### DATA RECORDS

>> Start

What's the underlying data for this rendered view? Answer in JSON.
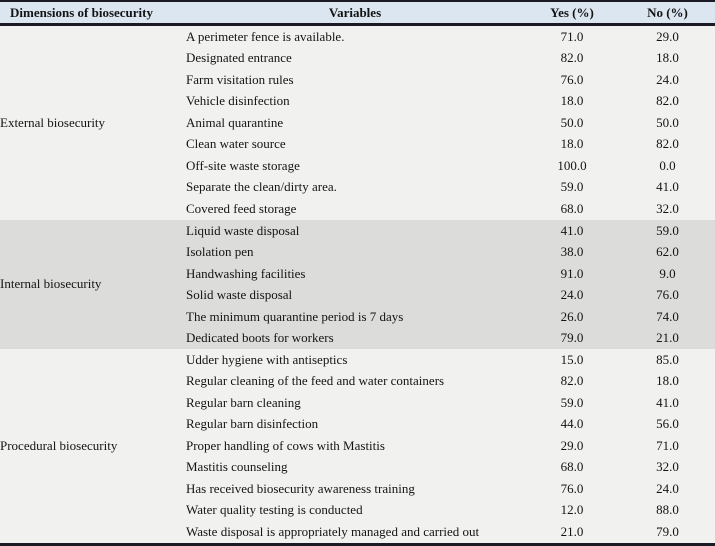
{
  "table": {
    "columns": [
      {
        "label": "Dimensions of biosecurity"
      },
      {
        "label": "Variables"
      },
      {
        "label": "Yes (%)"
      },
      {
        "label": "No (%)"
      }
    ],
    "sections": [
      {
        "dimension": "External biosecurity",
        "shaded": false,
        "rows": [
          {
            "variable": "A perimeter fence is available.",
            "yes": "71.0",
            "no": "29.0"
          },
          {
            "variable": "Designated entrance",
            "yes": "82.0",
            "no": "18.0"
          },
          {
            "variable": "Farm visitation rules",
            "yes": "76.0",
            "no": "24.0"
          },
          {
            "variable": "Vehicle disinfection",
            "yes": "18.0",
            "no": "82.0"
          },
          {
            "variable": "Animal quarantine",
            "yes": "50.0",
            "no": "50.0"
          },
          {
            "variable": "Clean water source",
            "yes": "18.0",
            "no": "82.0"
          },
          {
            "variable": "Off-site waste storage",
            "yes": "100.0",
            "no": "0.0"
          },
          {
            "variable": "Separate the clean/dirty area.",
            "yes": "59.0",
            "no": "41.0"
          },
          {
            "variable": "Covered feed storage",
            "yes": "68.0",
            "no": "32.0"
          }
        ]
      },
      {
        "dimension": "Internal biosecurity",
        "shaded": true,
        "rows": [
          {
            "variable": "Liquid waste disposal",
            "yes": "41.0",
            "no": "59.0"
          },
          {
            "variable": "Isolation pen",
            "yes": "38.0",
            "no": "62.0"
          },
          {
            "variable": "Handwashing facilities",
            "yes": "91.0",
            "no": "9.0"
          },
          {
            "variable": "Solid waste disposal",
            "yes": "24.0",
            "no": "76.0"
          },
          {
            "variable": "The minimum quarantine period is 7 days",
            "yes": "26.0",
            "no": "74.0"
          },
          {
            "variable": "Dedicated boots for workers",
            "yes": "79.0",
            "no": "21.0"
          }
        ]
      },
      {
        "dimension": "Procedural biosecurity",
        "shaded": false,
        "rows": [
          {
            "variable": "Udder hygiene with antiseptics",
            "yes": "15.0",
            "no": "85.0"
          },
          {
            "variable": "Regular cleaning of the feed and water containers",
            "yes": "82.0",
            "no": "18.0"
          },
          {
            "variable": "Regular barn cleaning",
            "yes": "59.0",
            "no": "41.0"
          },
          {
            "variable": "Regular barn disinfection",
            "yes": "44.0",
            "no": "56.0"
          },
          {
            "variable": "Proper handling of cows with Mastitis",
            "yes": "29.0",
            "no": "71.0"
          },
          {
            "variable": "Mastitis counseling",
            "yes": "68.0",
            "no": "32.0"
          },
          {
            "variable": "Has received biosecurity awareness training",
            "yes": "76.0",
            "no": "24.0"
          },
          {
            "variable": "Water quality testing is conducted",
            "yes": "12.0",
            "no": "88.0"
          },
          {
            "variable": "Waste disposal is appropriately managed and carried out",
            "yes": "21.0",
            "no": "79.0"
          }
        ]
      }
    ]
  },
  "colors": {
    "header_bg": "#dce6f1",
    "section_bg": "#f1f1ef",
    "section_shaded_bg": "#dcdcda",
    "border": "#1b1b26",
    "text": "#141414"
  }
}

>> End

Using the listing, collect all lines in which the string "cleaning" is found.

### SOLUTION BELOW
            "variable": "Regular cleaning of the feed and water containers",
            "variable": "Regular barn cleaning",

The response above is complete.